Exercise aim →
Reproduce the listing below with every "tail-value" changed to "tail-number" and nothing else altered.

Data for processing →

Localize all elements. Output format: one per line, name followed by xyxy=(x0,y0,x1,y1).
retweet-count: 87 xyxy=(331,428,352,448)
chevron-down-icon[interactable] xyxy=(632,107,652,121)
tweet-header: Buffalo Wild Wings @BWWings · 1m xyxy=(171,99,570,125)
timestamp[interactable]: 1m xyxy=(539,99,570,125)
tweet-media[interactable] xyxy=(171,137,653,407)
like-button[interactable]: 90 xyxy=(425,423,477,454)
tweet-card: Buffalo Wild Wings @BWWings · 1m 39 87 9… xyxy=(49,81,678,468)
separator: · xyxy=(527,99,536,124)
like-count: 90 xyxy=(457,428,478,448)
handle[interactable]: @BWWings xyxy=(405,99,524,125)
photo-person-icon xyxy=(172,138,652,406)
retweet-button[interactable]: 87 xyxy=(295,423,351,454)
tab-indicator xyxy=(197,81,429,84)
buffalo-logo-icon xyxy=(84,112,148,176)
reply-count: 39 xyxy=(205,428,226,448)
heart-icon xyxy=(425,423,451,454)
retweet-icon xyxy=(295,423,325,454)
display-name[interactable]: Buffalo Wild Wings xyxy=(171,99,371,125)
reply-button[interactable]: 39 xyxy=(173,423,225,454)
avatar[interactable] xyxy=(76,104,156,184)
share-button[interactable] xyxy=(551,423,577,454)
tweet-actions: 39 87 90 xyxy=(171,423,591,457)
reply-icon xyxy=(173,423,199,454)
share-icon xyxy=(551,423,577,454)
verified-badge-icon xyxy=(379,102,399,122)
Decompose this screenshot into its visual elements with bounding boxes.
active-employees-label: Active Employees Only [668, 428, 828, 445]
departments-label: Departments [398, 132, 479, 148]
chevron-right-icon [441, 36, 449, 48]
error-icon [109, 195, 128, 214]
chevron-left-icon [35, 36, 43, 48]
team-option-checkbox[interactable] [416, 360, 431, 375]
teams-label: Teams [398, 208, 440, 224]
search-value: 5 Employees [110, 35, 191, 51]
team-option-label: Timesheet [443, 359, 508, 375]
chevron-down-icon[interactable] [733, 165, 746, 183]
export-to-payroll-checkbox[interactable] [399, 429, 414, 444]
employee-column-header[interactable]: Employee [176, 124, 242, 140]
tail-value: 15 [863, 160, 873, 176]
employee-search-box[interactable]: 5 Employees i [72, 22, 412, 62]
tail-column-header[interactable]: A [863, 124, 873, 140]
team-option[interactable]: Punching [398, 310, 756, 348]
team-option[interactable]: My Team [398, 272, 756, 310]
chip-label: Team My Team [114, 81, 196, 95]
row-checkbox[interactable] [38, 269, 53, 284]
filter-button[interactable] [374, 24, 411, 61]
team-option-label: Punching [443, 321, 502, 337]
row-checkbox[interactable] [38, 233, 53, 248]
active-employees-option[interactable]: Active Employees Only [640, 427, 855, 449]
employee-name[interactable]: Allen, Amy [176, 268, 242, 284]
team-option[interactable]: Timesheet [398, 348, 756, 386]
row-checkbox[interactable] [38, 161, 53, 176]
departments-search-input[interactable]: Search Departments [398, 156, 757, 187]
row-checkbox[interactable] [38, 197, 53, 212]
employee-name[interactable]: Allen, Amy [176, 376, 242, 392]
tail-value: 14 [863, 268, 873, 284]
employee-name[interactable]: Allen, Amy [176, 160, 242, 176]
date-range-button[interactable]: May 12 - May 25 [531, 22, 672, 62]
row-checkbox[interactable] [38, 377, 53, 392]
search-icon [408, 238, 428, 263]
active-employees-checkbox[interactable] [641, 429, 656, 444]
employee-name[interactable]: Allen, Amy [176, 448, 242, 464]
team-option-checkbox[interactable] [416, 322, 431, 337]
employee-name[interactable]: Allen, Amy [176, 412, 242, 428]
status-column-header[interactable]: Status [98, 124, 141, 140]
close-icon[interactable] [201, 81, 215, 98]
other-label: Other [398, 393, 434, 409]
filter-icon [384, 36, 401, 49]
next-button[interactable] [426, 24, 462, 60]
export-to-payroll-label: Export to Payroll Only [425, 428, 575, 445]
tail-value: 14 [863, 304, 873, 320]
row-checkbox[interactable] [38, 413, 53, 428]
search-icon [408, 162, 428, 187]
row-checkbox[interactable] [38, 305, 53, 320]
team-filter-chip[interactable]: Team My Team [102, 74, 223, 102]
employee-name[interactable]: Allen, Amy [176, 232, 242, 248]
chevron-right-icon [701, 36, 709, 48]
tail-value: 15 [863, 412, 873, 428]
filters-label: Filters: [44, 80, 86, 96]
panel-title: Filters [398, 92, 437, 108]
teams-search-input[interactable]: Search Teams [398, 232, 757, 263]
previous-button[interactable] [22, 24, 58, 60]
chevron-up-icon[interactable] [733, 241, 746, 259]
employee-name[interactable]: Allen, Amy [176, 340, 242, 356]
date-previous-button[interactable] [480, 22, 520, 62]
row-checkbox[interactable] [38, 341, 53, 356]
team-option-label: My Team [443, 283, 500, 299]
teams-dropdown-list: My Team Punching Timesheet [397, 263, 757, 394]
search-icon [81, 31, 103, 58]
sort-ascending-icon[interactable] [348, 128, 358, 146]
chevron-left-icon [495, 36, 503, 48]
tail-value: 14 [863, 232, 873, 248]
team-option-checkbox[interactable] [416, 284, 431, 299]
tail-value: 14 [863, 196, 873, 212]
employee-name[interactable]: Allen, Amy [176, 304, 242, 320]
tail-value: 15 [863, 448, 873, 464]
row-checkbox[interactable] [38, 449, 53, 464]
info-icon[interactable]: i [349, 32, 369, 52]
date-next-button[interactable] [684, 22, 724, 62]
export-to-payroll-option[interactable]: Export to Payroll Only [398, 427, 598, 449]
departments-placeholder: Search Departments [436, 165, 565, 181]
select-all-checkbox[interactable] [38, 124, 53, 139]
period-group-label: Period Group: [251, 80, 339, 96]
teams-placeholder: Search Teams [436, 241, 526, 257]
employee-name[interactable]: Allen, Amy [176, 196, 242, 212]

Complete output →
Localize all elements. Output format: one per line, name followed by xyxy=(x0,y0,x1,y1).
retweet-count: 87 xyxy=(331,428,352,448)
chevron-down-icon[interactable] xyxy=(632,107,652,121)
tweet-header: Buffalo Wild Wings @BWWings · 1m xyxy=(171,99,570,125)
timestamp[interactable]: 1m xyxy=(539,99,570,125)
tweet-media[interactable] xyxy=(171,137,653,407)
like-button[interactable]: 90 xyxy=(425,423,477,454)
tweet-card: Buffalo Wild Wings @BWWings · 1m 39 87 9… xyxy=(49,81,678,468)
separator: · xyxy=(527,99,536,124)
like-count: 90 xyxy=(457,428,478,448)
handle[interactable]: @BWWings xyxy=(405,99,524,125)
photo-person-icon xyxy=(172,138,652,406)
retweet-button[interactable]: 87 xyxy=(295,423,351,454)
tab-indicator xyxy=(197,81,429,84)
buffalo-logo-icon xyxy=(84,112,148,176)
reply-count: 39 xyxy=(205,428,226,448)
heart-icon xyxy=(425,423,451,454)
retweet-icon xyxy=(295,423,325,454)
display-name[interactable]: Buffalo Wild Wings xyxy=(171,99,371,125)
reply-button[interactable]: 39 xyxy=(173,423,225,454)
avatar[interactable] xyxy=(76,104,156,184)
share-button[interactable] xyxy=(551,423,577,454)
tweet-actions: 39 87 90 xyxy=(171,423,591,457)
reply-icon xyxy=(173,423,199,454)
share-icon xyxy=(551,423,577,454)
verified-badge-icon xyxy=(379,102,399,122)
Decompose this screenshot into its visual elements with bounding boxes.
active-employees-label: Active Employees Only [668, 428, 828, 445]
departments-label: Departments [398, 132, 479, 148]
chevron-right-icon [441, 36, 449, 48]
error-icon [109, 195, 128, 214]
chevron-left-icon [35, 36, 43, 48]
team-option-checkbox[interactable] [416, 360, 431, 375]
teams-label: Teams [398, 208, 440, 224]
search-value: 5 Employees [110, 35, 191, 51]
team-option-label: Timesheet [443, 359, 508, 375]
chevron-down-icon[interactable] [733, 165, 746, 183]
export-to-payroll-checkbox[interactable] [399, 429, 414, 444]
employee-column-header[interactable]: Employee [176, 124, 242, 140]
tail-number: 15 [863, 160, 873, 176]
employee-search-box[interactable]: 5 Employees i [72, 22, 412, 62]
tail-column-header[interactable]: A [863, 124, 873, 140]
team-option[interactable]: Punching [398, 310, 756, 348]
team-option[interactable]: My Team [398, 272, 756, 310]
chip-label: Team My Team [114, 81, 196, 95]
row-checkbox[interactable] [38, 269, 53, 284]
filter-button[interactable] [374, 24, 411, 61]
team-option-label: Punching [443, 321, 502, 337]
row-checkbox[interactable] [38, 233, 53, 248]
active-employees-option[interactable]: Active Employees Only [640, 427, 855, 449]
employee-name[interactable]: Allen, Amy [176, 268, 242, 284]
team-option[interactable]: Timesheet [398, 348, 756, 386]
row-checkbox[interactable] [38, 161, 53, 176]
departments-search-input[interactable]: Search Departments [398, 156, 757, 187]
row-checkbox[interactable] [38, 197, 53, 212]
employee-name[interactable]: Allen, Amy [176, 376, 242, 392]
tail-number: 14 [863, 268, 873, 284]
employee-name[interactable]: Allen, Amy [176, 160, 242, 176]
date-range-button[interactable]: May 12 - May 25 [531, 22, 672, 62]
row-checkbox[interactable] [38, 377, 53, 392]
search-icon [408, 238, 428, 263]
active-employees-checkbox[interactable] [641, 429, 656, 444]
employee-name[interactable]: Allen, Amy [176, 448, 242, 464]
team-option-checkbox[interactable] [416, 322, 431, 337]
employee-name[interactable]: Allen, Amy [176, 412, 242, 428]
status-column-header[interactable]: Status [98, 124, 141, 140]
close-icon[interactable] [201, 81, 215, 98]
other-label: Other [398, 393, 434, 409]
filter-icon [384, 36, 401, 49]
next-button[interactable] [426, 24, 462, 60]
export-to-payroll-label: Export to Payroll Only [425, 428, 575, 445]
tail-number: 14 [863, 304, 873, 320]
row-checkbox[interactable] [38, 413, 53, 428]
search-icon [408, 162, 428, 187]
row-checkbox[interactable] [38, 305, 53, 320]
team-filter-chip[interactable]: Team My Team [102, 74, 223, 102]
employee-name[interactable]: Allen, Amy [176, 232, 242, 248]
chevron-right-icon [701, 36, 709, 48]
tail-number: 15 [863, 412, 873, 428]
filters-label: Filters: [44, 80, 86, 96]
panel-title: Filters [398, 92, 437, 108]
teams-search-input[interactable]: Search Teams [398, 232, 757, 263]
previous-button[interactable] [22, 24, 58, 60]
chevron-up-icon[interactable] [733, 241, 746, 259]
employee-name[interactable]: Allen, Amy [176, 340, 242, 356]
date-previous-button[interactable] [480, 22, 520, 62]
row-checkbox[interactable] [38, 341, 53, 356]
team-option-label: My Team [443, 283, 500, 299]
teams-dropdown-list: My Team Punching Timesheet [397, 263, 757, 394]
search-icon [81, 31, 103, 58]
sort-ascending-icon[interactable] [348, 128, 358, 146]
chevron-left-icon [495, 36, 503, 48]
tail-number: 14 [863, 232, 873, 248]
team-option-checkbox[interactable] [416, 284, 431, 299]
tail-number: 14 [863, 196, 873, 212]
employee-name[interactable]: Allen, Amy [176, 304, 242, 320]
tail-number: 15 [863, 448, 873, 464]
row-checkbox[interactable] [38, 449, 53, 464]
info-icon[interactable]: i [349, 32, 369, 52]
date-next-button[interactable] [684, 22, 724, 62]
export-to-payroll-option[interactable]: Export to Payroll Only [398, 427, 598, 449]
departments-placeholder: Search Departments [436, 165, 565, 181]
select-all-checkbox[interactable] [38, 124, 53, 139]
period-group-label: Period Group: [251, 80, 339, 96]
teams-placeholder: Search Teams [436, 241, 526, 257]
employee-name[interactable]: Allen, Amy [176, 196, 242, 212]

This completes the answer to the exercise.